• [WHAT YOU WILL DO] Your task is to set down the records below again, exactly.

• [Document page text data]

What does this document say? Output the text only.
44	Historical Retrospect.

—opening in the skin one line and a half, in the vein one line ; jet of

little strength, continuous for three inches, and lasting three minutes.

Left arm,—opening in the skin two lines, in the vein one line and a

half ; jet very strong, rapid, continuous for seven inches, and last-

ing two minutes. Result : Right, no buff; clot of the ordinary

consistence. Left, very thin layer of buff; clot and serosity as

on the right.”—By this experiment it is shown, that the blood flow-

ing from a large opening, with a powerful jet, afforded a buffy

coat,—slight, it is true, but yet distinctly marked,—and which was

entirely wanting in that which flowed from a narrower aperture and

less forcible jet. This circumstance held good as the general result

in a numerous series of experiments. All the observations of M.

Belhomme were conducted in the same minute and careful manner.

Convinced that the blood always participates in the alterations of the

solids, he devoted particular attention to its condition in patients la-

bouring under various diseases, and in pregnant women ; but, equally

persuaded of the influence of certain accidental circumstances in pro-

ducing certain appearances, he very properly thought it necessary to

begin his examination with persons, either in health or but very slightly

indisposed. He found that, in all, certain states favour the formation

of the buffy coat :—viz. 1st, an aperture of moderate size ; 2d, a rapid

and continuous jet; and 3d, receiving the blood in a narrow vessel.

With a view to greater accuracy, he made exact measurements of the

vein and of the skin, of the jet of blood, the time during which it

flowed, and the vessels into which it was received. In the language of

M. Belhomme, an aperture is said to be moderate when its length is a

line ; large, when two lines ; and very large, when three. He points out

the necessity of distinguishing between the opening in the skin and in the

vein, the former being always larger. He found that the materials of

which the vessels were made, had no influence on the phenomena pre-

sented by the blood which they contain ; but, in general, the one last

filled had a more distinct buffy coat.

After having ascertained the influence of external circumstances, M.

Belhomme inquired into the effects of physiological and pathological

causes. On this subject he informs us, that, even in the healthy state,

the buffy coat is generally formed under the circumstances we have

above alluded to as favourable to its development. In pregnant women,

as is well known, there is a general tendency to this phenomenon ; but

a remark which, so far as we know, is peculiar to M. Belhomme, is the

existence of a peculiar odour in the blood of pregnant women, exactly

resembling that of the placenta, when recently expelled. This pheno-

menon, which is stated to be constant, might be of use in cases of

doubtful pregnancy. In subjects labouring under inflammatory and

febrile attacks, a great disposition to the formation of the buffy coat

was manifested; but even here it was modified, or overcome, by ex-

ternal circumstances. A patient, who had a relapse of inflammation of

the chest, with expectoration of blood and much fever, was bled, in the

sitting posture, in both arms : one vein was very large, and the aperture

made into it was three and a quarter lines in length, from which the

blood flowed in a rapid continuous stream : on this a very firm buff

• [ANSWER BOX]
What does this document say? Output the text only.
44	Historical Retrospect.

—opening in the skin one line and a half, in the vein one line ; jet of

little strength, continuous for three inches, and lasting three minutes.

Left arm,—opening in the skin two lines, in the vein one line and a

half ; jet very strong, rapid, continuous for seven inches, and last-

ing two minutes. Result : Right, no buff; clot of the ordinary

consistence. Left, very thin layer of buff; clot and serosity as

on the right.”—By this experiment it is shown, that the blood flow-

ing from a large opening, with a powerful jet, afforded a buffy

coat,—slight, it is true, but yet distinctly marked,—and which was

entirely wanting in that which flowed from a narrower aperture and

less forcible jet. This circumstance held good as the general result

in a numerous series of experiments. All the observations of M.

Belhomme were conducted in the same minute and careful manner.

Convinced that the blood always participates in the alterations of the

solids, he devoted particular attention to its condition in patients la-

bouring under various diseases, and in pregnant women ; but, equally

persuaded of the influence of certain accidental circumstances in pro-

ducing certain appearances, he very properly thought it necessary to

begin his examination with persons, either in health or but very slightly

indisposed. He found that, in all, certain states favour the formation

of the buffy coat :—viz. 1st, an aperture of moderate size ; 2d, a rapid

and continuous jet; and 3d, receiving the blood in a narrow vessel.

With a view to greater accuracy, he made exact measurements of the

vein and of the skin, of the jet of blood, the time during which it

flowed, and the vessels into which it was received. In the language of

M. Belhomme, an aperture is said to be moderate when its length is a

line ; large, when two lines ; and very large, when three. He points out

the necessity of distinguishing between the opening in the skin and in the

vein, the former being always larger. He found that the materials of

which the vessels were made, had no influence on the phenomena pre-

sented by the blood which they contain ; but, in general, the one last

filled had a more distinct buffy coat.

After having ascertained the influence of external circumstances, M.

Belhomme inquired into the effects of physiological and pathological

causes. On this subject he informs us, that, even in the healthy state,

the buffy coat is generally formed under the circumstances we have

above alluded to as favourable to its development. In pregnant women,

as is well known, there is a general tendency to this phenomenon ; but

a remark which, so far as we know, is peculiar to M. Belhomme, is the

existence of a peculiar odour in the blood of pregnant women, exactly

resembling that of the placenta, when recently expelled. This pheno-

menon, which is stated to be constant, might be of use in cases of

doubtful pregnancy. In subjects labouring under inflammatory and

febrile attacks, a great disposition to the formation of the buffy coat

was manifested; but even here it was modified, or overcome, by ex-

ternal circumstances. A patient, who had a relapse of inflammation of

the chest, with expectoration of blood and much fever, was bled, in the

sitting posture, in both arms : one vein was very large, and the aperture

made into it was three and a quarter lines in length, from which the

blood flowed in a rapid continuous stream : on this a very firm buff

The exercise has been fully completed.